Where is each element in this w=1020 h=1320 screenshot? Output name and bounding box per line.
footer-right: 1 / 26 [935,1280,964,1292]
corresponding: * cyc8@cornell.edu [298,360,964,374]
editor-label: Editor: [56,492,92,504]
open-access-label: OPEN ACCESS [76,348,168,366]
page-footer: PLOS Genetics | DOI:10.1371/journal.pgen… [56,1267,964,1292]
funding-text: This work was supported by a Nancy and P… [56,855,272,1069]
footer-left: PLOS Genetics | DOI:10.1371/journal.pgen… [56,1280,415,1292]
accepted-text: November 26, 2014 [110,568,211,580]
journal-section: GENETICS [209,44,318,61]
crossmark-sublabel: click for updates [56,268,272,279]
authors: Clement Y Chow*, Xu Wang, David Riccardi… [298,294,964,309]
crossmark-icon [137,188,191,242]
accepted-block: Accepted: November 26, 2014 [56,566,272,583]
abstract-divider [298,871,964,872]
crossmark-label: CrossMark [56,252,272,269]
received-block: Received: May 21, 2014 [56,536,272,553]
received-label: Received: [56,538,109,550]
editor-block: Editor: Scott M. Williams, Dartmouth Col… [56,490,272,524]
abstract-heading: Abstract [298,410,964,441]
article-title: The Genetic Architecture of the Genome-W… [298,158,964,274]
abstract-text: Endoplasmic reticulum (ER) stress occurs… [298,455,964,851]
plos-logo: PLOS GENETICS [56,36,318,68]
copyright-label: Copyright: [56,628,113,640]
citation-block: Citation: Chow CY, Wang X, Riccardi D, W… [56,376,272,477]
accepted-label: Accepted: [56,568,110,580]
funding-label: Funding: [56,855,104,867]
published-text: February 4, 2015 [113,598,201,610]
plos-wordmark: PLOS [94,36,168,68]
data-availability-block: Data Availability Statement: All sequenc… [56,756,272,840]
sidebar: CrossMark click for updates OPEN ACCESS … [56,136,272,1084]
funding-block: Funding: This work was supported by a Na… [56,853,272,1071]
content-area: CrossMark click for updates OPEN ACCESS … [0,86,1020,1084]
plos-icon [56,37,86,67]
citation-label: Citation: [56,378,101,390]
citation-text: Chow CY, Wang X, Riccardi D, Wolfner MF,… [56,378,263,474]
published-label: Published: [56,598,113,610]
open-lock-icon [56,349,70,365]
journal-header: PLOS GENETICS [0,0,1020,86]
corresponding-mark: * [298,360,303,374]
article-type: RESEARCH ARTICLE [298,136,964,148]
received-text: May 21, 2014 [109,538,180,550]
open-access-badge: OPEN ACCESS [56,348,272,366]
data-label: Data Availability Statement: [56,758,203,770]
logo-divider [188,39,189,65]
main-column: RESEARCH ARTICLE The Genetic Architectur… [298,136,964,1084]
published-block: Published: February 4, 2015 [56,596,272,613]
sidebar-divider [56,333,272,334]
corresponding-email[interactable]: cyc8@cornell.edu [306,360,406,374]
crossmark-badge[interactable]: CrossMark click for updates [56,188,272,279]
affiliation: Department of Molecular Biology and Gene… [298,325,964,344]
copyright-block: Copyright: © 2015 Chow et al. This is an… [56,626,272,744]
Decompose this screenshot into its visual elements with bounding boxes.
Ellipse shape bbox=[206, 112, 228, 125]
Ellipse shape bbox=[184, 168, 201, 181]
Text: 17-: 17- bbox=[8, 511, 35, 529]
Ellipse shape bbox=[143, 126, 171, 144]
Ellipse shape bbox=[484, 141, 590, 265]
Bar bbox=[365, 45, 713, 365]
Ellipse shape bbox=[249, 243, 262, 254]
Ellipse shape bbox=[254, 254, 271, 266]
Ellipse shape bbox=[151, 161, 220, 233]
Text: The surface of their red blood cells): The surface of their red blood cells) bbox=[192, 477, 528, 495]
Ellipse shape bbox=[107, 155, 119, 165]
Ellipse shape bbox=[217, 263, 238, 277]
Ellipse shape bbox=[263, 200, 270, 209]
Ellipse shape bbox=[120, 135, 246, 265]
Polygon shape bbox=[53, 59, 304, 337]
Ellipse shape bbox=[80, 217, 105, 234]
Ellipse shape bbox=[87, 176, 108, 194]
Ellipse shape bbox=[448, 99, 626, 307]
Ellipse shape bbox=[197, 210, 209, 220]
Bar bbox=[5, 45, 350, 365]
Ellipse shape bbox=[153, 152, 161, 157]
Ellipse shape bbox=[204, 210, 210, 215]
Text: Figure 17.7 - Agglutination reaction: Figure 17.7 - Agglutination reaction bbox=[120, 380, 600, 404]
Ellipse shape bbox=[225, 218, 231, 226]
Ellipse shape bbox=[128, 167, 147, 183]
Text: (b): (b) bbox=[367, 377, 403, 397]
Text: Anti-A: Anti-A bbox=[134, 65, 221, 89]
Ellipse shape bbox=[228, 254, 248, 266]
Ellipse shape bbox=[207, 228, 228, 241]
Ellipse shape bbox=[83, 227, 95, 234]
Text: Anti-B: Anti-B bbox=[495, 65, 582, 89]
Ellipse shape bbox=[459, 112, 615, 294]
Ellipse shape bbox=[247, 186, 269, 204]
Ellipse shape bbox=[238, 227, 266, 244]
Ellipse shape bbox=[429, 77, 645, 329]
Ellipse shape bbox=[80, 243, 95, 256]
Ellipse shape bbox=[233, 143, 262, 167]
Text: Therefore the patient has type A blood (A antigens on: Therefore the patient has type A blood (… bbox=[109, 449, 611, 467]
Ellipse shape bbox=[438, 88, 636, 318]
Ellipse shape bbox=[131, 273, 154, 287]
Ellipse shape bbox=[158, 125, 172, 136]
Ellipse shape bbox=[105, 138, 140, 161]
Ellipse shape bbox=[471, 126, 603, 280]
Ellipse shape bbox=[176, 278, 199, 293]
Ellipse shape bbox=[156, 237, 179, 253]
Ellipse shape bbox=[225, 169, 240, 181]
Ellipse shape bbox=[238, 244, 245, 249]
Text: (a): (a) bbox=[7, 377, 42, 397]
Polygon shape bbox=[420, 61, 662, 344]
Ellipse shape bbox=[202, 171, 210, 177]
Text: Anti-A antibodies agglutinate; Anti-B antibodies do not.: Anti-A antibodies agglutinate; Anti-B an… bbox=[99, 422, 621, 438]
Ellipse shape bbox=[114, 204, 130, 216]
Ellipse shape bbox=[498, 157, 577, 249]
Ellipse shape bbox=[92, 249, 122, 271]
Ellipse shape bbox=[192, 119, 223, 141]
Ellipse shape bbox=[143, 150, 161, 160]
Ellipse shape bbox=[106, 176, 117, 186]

--- --- ---

WORK TO BE COMPLETED: Retype the lines above, keeping every character.

RESULT:
Where is each element in this w=1020 h=1320 screenshot? Output name and bounding box per line.
footer-right: 1 / 26 [935,1280,964,1292]
corresponding: * cyc8@cornell.edu [298,360,964,374]
editor-label: Editor: [56,492,92,504]
open-access-label: OPEN ACCESS [76,348,168,366]
page-footer: PLOS Genetics | DOI:10.1371/journal.pgen… [56,1267,964,1292]
funding-text: This work was supported by a Nancy and P… [56,855,272,1069]
footer-left: PLOS Genetics | DOI:10.1371/journal.pgen… [56,1280,415,1292]
accepted-text: November 26, 2014 [110,568,211,580]
journal-section: GENETICS [209,44,318,61]
crossmark-sublabel: click for updates [56,268,272,279]
authors: Clement Y Chow*, Xu Wang, David Riccardi… [298,294,964,309]
crossmark-icon [137,188,191,242]
accepted-block: Accepted: November 26, 2014 [56,566,272,583]
abstract-divider [298,871,964,872]
crossmark-label: CrossMark [56,252,272,269]
received-block: Received: May 21, 2014 [56,536,272,553]
received-label: Received: [56,538,109,550]
editor-block: Editor: Scott M. Williams, Dartmouth Col… [56,490,272,524]
abstract-heading: Abstract [298,410,964,441]
article-title: The Genetic Architecture of the Genome-W… [298,158,964,274]
abstract-text: Endoplasmic reticulum (ER) stress occurs… [298,455,964,851]
plos-logo: PLOS GENETICS [56,36,318,68]
copyright-label: Copyright: [56,628,113,640]
citation-block: Citation: Chow CY, Wang X, Riccardi D, W… [56,376,272,477]
accepted-label: Accepted: [56,568,110,580]
funding-label: Funding: [56,855,104,867]
published-text: February 4, 2015 [113,598,201,610]
plos-wordmark: PLOS [94,36,168,68]
data-availability-block: Data Availability Statement: All sequenc… [56,756,272,840]
sidebar: CrossMark click for updates OPEN ACCESS … [56,136,272,1084]
funding-block: Funding: This work was supported by a Na… [56,853,272,1071]
content-area: CrossMark click for updates OPEN ACCESS … [0,86,1020,1084]
plos-icon [56,37,86,67]
citation-label: Citation: [56,378,101,390]
citation-text: Chow CY, Wang X, Riccardi D, Wolfner MF,… [56,378,263,474]
published-label: Published: [56,598,113,610]
open-lock-icon [56,349,70,365]
journal-header: PLOS GENETICS [0,0,1020,86]
corresponding-mark: * [298,360,303,374]
article-type: RESEARCH ARTICLE [298,136,964,148]
received-text: May 21, 2014 [109,538,180,550]
open-access-badge: OPEN ACCESS [56,348,272,366]
data-label: Data Availability Statement: [56,758,203,770]
logo-divider [188,39,189,65]
main-column: RESEARCH ARTICLE The Genetic Architectur… [298,136,964,1084]
published-block: Published: February 4, 2015 [56,596,272,613]
sidebar-divider [56,333,272,334]
corresponding-email[interactable]: cyc8@cornell.edu [306,360,406,374]
crossmark-badge[interactable]: CrossMark click for updates [56,188,272,279]
affiliation: Department of Molecular Biology and Gene… [298,325,964,344]
copyright-block: Copyright: © 2015 Chow et al. This is an… [56,626,272,744]
Decompose this screenshot into its visual elements with bounding boxes.
Ellipse shape bbox=[206, 112, 228, 125]
Ellipse shape bbox=[184, 168, 201, 181]
Text: 17-: 17- bbox=[8, 511, 35, 529]
Ellipse shape bbox=[143, 126, 171, 144]
Ellipse shape bbox=[484, 141, 590, 265]
Bar bbox=[365, 45, 713, 365]
Ellipse shape bbox=[249, 243, 262, 254]
Ellipse shape bbox=[254, 254, 271, 266]
Ellipse shape bbox=[151, 161, 220, 233]
Text: The surface of their red blood cells): The surface of their red blood cells) bbox=[192, 477, 528, 495]
Ellipse shape bbox=[107, 155, 119, 165]
Ellipse shape bbox=[217, 263, 238, 277]
Ellipse shape bbox=[263, 200, 270, 209]
Ellipse shape bbox=[120, 135, 246, 265]
Polygon shape bbox=[53, 59, 304, 337]
Ellipse shape bbox=[80, 217, 105, 234]
Ellipse shape bbox=[87, 176, 108, 194]
Ellipse shape bbox=[448, 99, 626, 307]
Ellipse shape bbox=[197, 210, 209, 220]
Bar bbox=[5, 45, 350, 365]
Ellipse shape bbox=[153, 152, 161, 157]
Ellipse shape bbox=[204, 210, 210, 215]
Text: Figure 17.7 - Agglutination reaction: Figure 17.7 - Agglutination reaction bbox=[120, 380, 600, 404]
Ellipse shape bbox=[225, 218, 231, 226]
Ellipse shape bbox=[128, 167, 147, 183]
Text: (b): (b) bbox=[367, 377, 403, 397]
Text: Anti-A: Anti-A bbox=[134, 65, 221, 89]
Ellipse shape bbox=[228, 254, 248, 266]
Ellipse shape bbox=[207, 228, 228, 241]
Ellipse shape bbox=[83, 227, 95, 234]
Text: Anti-B: Anti-B bbox=[495, 65, 582, 89]
Ellipse shape bbox=[459, 112, 615, 294]
Ellipse shape bbox=[247, 186, 269, 204]
Ellipse shape bbox=[238, 227, 266, 244]
Ellipse shape bbox=[429, 77, 645, 329]
Ellipse shape bbox=[80, 243, 95, 256]
Ellipse shape bbox=[233, 143, 262, 167]
Text: Therefore the patient has type A blood (A antigens on: Therefore the patient has type A blood (… bbox=[109, 449, 611, 467]
Ellipse shape bbox=[438, 88, 636, 318]
Ellipse shape bbox=[131, 273, 154, 287]
Ellipse shape bbox=[158, 125, 172, 136]
Ellipse shape bbox=[105, 138, 140, 161]
Ellipse shape bbox=[471, 126, 603, 280]
Ellipse shape bbox=[176, 278, 199, 293]
Ellipse shape bbox=[156, 237, 179, 253]
Ellipse shape bbox=[225, 169, 240, 181]
Ellipse shape bbox=[238, 244, 245, 249]
Text: (a): (a) bbox=[7, 377, 42, 397]
Polygon shape bbox=[420, 61, 662, 344]
Ellipse shape bbox=[202, 171, 210, 177]
Text: Anti-A antibodies agglutinate; Anti-B antibodies do not.: Anti-A antibodies agglutinate; Anti-B an… bbox=[99, 422, 621, 438]
Ellipse shape bbox=[114, 204, 130, 216]
Ellipse shape bbox=[498, 157, 577, 249]
Ellipse shape bbox=[92, 249, 122, 271]
Ellipse shape bbox=[192, 119, 223, 141]
Ellipse shape bbox=[143, 150, 161, 160]
Ellipse shape bbox=[106, 176, 117, 186]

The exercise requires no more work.